Short task
From the entries that follow, pick out all lines holding "more".

Stored entries
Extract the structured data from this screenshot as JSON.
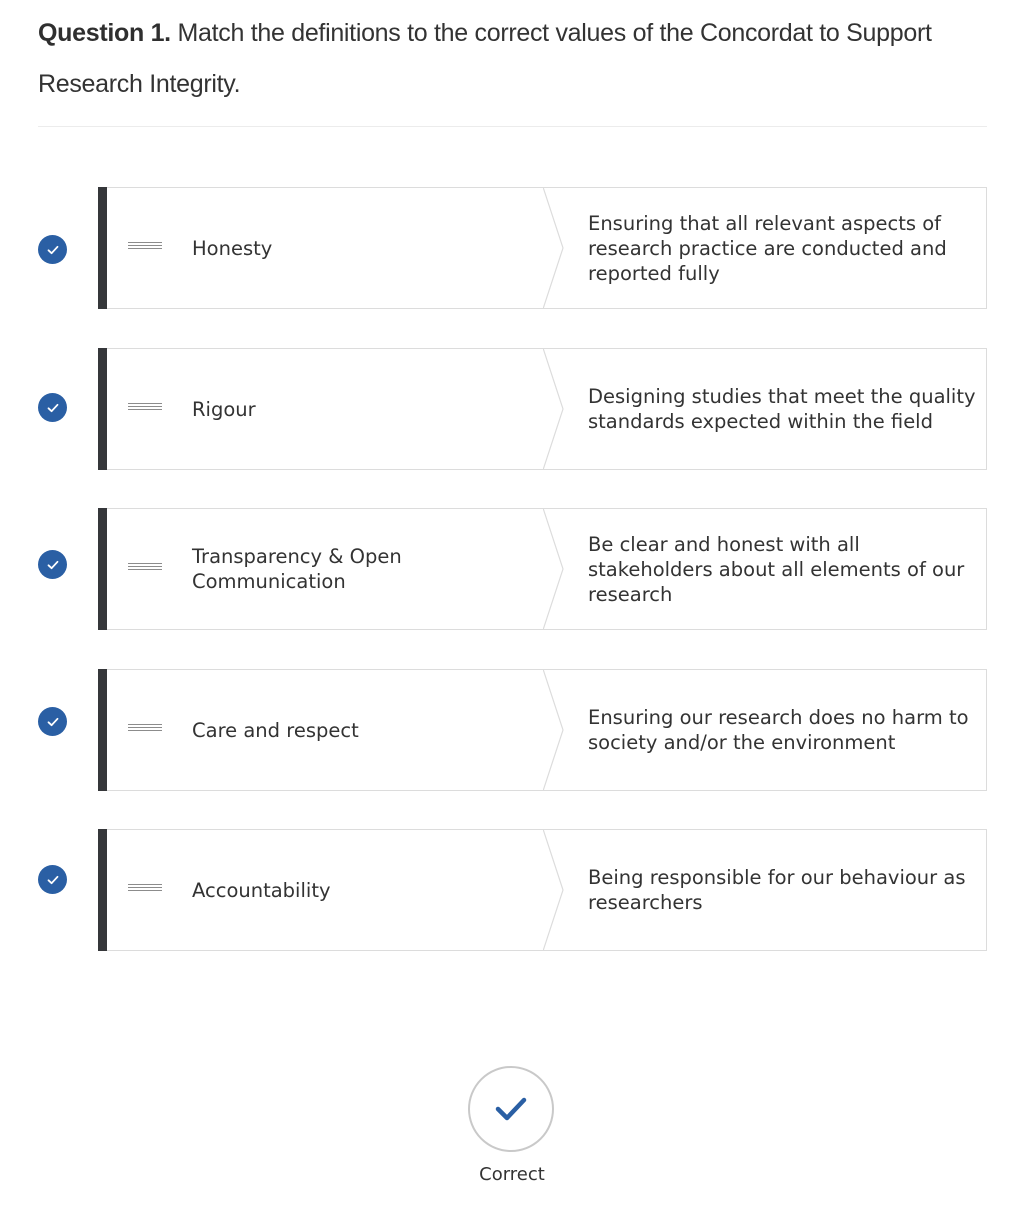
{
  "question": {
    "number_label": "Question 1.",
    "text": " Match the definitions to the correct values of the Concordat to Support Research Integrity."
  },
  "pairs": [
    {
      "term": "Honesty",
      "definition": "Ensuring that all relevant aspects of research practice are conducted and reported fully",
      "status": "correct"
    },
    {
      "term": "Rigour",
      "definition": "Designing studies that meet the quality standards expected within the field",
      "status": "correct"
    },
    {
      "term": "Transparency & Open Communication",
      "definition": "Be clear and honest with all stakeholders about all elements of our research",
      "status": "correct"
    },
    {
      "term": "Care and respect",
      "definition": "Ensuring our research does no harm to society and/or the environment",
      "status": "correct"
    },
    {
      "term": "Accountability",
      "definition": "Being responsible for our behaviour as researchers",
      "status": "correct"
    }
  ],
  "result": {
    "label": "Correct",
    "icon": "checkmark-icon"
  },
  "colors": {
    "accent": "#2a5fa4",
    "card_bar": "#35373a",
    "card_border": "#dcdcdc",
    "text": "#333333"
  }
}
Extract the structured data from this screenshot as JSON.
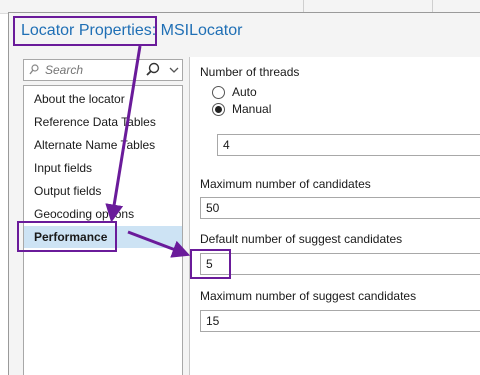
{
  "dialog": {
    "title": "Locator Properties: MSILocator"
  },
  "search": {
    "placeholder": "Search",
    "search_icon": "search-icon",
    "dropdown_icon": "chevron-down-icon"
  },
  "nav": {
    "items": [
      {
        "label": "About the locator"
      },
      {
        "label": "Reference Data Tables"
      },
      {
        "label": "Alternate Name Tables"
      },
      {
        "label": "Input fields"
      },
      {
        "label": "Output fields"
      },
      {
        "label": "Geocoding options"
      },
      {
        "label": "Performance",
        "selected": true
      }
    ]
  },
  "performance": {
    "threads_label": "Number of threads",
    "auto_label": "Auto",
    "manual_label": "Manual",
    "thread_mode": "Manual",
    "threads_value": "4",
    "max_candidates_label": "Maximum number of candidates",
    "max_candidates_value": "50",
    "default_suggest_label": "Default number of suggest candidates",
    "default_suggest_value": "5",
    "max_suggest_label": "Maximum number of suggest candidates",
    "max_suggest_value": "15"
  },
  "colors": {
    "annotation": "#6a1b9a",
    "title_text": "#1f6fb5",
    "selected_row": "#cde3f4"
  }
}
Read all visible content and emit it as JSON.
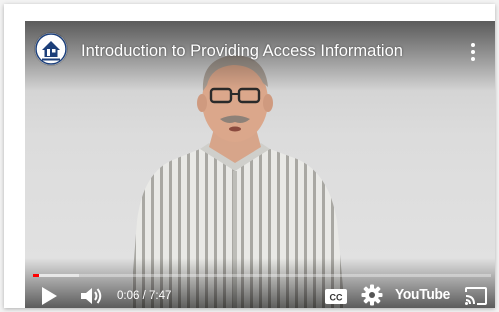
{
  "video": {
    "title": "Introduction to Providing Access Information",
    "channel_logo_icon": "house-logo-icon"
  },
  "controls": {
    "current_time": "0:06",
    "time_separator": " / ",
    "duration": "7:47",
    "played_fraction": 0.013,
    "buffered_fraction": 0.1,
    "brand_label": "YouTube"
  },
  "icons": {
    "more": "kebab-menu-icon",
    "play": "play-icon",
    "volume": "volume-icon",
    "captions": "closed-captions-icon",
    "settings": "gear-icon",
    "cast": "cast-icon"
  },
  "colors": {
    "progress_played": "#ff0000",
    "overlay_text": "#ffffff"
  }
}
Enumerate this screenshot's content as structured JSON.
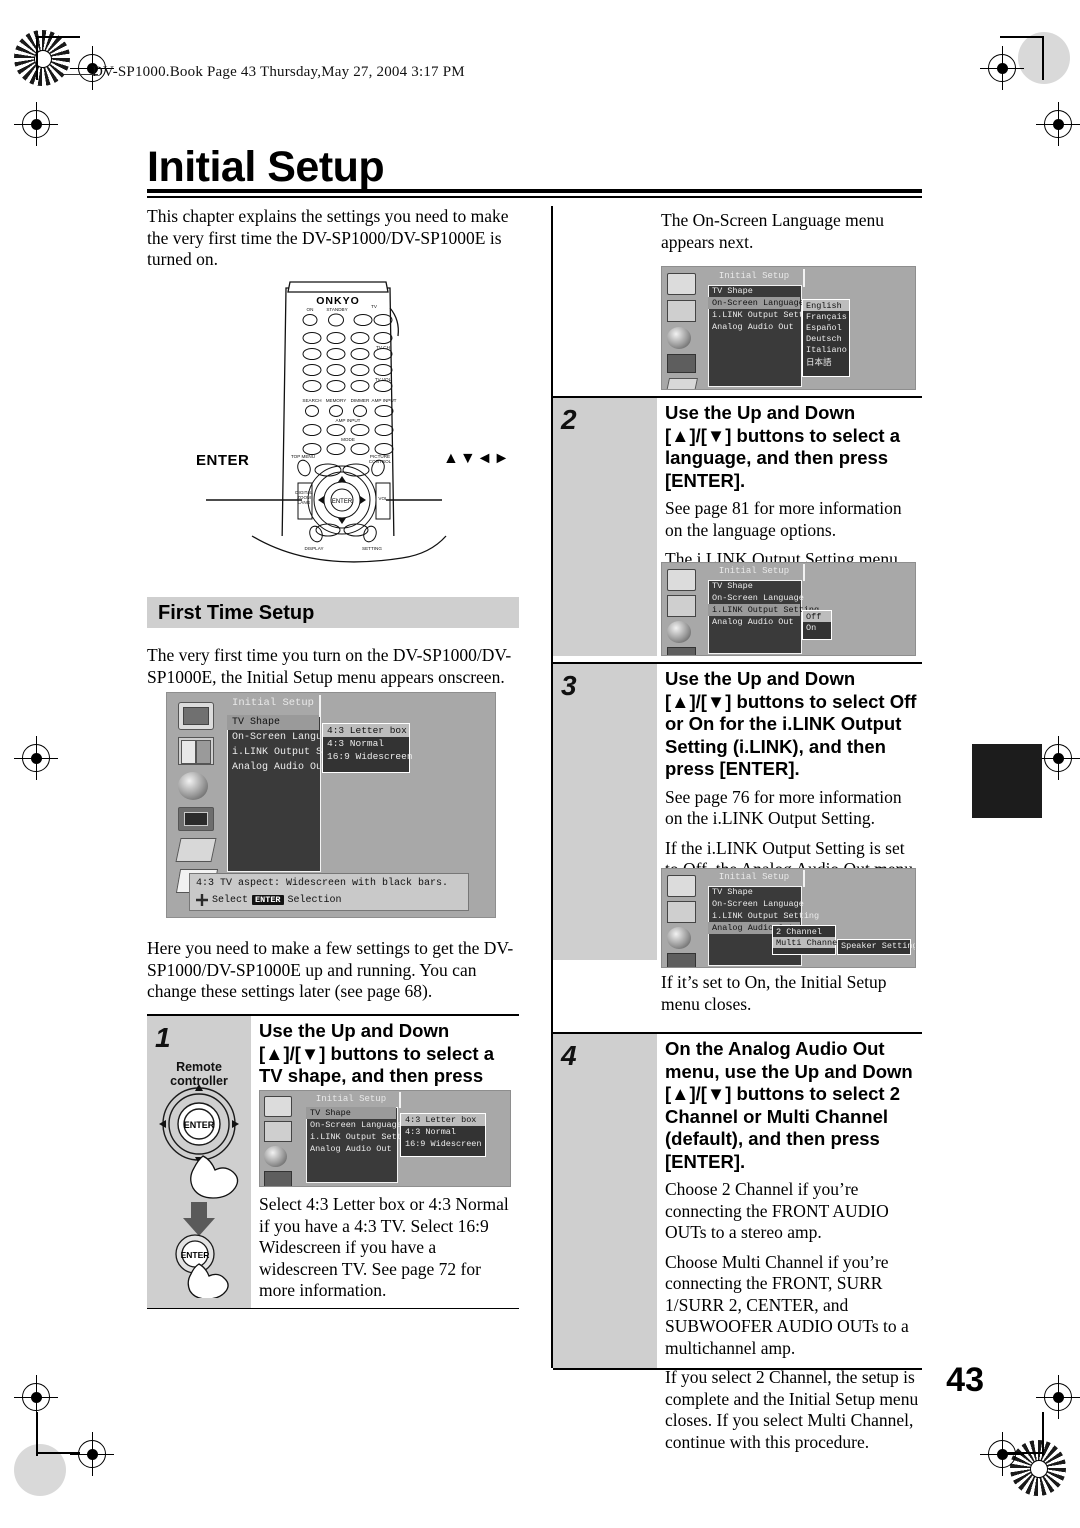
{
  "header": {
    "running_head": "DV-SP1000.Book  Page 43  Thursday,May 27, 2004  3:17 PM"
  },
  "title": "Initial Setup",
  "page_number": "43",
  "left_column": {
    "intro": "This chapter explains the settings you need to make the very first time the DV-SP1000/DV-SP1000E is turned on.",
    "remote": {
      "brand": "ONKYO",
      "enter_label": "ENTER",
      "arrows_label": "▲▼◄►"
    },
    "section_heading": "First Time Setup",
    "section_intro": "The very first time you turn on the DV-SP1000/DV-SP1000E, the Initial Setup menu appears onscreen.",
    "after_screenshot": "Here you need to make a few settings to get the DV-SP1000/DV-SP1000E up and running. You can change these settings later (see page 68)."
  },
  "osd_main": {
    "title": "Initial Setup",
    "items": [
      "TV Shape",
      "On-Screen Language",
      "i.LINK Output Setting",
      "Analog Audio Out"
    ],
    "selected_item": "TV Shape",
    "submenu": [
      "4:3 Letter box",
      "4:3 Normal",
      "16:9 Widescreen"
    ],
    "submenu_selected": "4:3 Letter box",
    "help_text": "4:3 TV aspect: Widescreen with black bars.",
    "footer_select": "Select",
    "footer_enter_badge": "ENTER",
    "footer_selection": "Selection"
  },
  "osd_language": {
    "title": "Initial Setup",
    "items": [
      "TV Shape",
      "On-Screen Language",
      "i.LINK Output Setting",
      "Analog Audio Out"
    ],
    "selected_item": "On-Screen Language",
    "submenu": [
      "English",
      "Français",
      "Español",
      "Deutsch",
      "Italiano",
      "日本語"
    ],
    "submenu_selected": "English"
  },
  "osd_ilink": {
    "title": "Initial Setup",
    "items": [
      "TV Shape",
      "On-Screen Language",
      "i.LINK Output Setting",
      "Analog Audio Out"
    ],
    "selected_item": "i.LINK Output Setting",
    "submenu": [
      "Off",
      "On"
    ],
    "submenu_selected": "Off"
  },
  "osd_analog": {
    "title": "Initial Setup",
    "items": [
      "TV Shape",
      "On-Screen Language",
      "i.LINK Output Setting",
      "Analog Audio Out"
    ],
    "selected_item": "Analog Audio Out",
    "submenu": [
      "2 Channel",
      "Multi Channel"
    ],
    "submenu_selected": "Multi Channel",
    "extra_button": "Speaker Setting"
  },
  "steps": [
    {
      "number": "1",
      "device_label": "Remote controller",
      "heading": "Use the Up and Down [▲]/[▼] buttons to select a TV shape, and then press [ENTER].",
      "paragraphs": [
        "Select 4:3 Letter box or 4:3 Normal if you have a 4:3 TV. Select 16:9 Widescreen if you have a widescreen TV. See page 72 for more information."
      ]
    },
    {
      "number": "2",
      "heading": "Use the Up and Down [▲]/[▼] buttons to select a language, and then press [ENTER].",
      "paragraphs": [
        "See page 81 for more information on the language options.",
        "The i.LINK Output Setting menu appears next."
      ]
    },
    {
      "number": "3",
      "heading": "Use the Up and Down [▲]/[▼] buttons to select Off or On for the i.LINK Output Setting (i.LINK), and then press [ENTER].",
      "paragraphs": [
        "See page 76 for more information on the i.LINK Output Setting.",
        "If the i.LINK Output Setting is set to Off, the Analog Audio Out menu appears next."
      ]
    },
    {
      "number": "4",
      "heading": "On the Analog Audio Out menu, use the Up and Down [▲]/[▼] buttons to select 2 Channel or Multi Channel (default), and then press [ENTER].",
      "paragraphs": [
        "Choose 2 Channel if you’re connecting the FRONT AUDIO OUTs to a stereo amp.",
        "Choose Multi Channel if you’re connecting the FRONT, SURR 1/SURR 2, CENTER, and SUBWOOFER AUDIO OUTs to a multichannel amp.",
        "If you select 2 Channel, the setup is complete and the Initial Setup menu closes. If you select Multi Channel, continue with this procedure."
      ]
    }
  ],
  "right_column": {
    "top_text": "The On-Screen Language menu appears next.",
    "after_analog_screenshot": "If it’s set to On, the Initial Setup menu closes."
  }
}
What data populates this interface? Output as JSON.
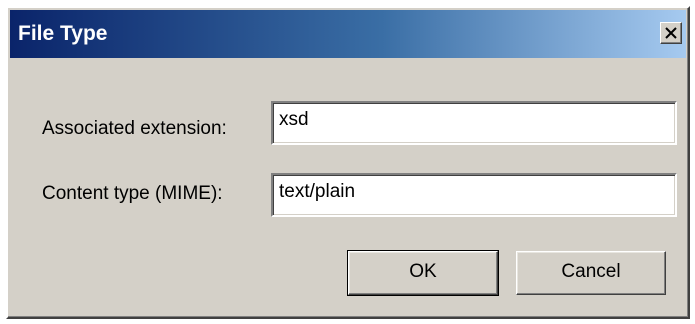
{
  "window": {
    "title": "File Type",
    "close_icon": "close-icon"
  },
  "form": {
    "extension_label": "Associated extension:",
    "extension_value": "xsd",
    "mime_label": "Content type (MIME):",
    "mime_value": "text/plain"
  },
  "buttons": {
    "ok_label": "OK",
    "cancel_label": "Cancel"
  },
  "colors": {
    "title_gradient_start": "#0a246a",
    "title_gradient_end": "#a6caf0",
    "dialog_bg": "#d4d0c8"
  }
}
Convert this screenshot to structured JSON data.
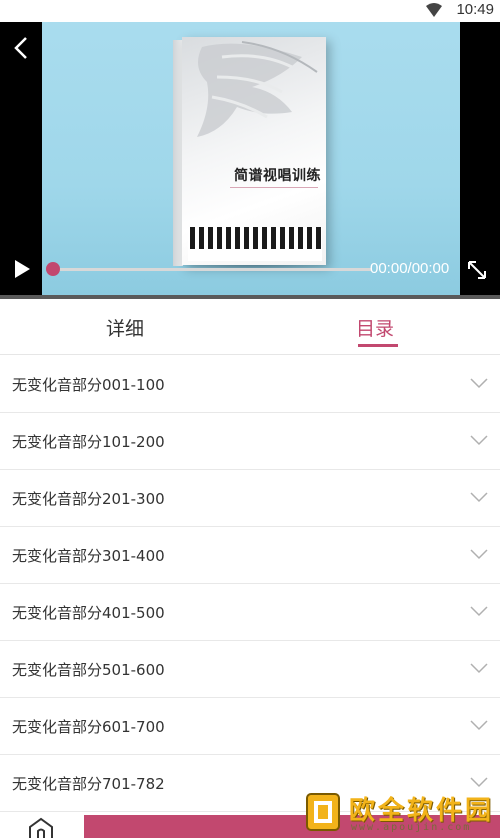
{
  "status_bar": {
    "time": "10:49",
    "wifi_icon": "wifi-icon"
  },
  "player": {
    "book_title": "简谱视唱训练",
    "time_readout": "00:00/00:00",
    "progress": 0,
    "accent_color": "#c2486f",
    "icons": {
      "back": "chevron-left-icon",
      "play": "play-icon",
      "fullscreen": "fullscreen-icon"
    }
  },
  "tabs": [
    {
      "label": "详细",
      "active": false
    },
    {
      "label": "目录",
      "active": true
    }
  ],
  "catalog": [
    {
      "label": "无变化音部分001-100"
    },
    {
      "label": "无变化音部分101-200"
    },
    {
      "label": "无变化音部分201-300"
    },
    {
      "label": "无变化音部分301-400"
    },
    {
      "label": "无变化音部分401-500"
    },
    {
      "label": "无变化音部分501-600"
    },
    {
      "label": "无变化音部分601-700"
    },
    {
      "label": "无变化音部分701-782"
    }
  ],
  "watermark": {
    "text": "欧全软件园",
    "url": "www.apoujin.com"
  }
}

Exercise answer
    "more": "kebab-menu-icon",
        "Select 4:3 Letter box or 4:3 Normal if you have a 4:3 TV. Select 16:9 Widescreen if you have a widescreen TV. See page 72 for more information."
        "See page 81 for more information on the language options.",
        "See page 76 for more information on the i.LINK Output Setting.",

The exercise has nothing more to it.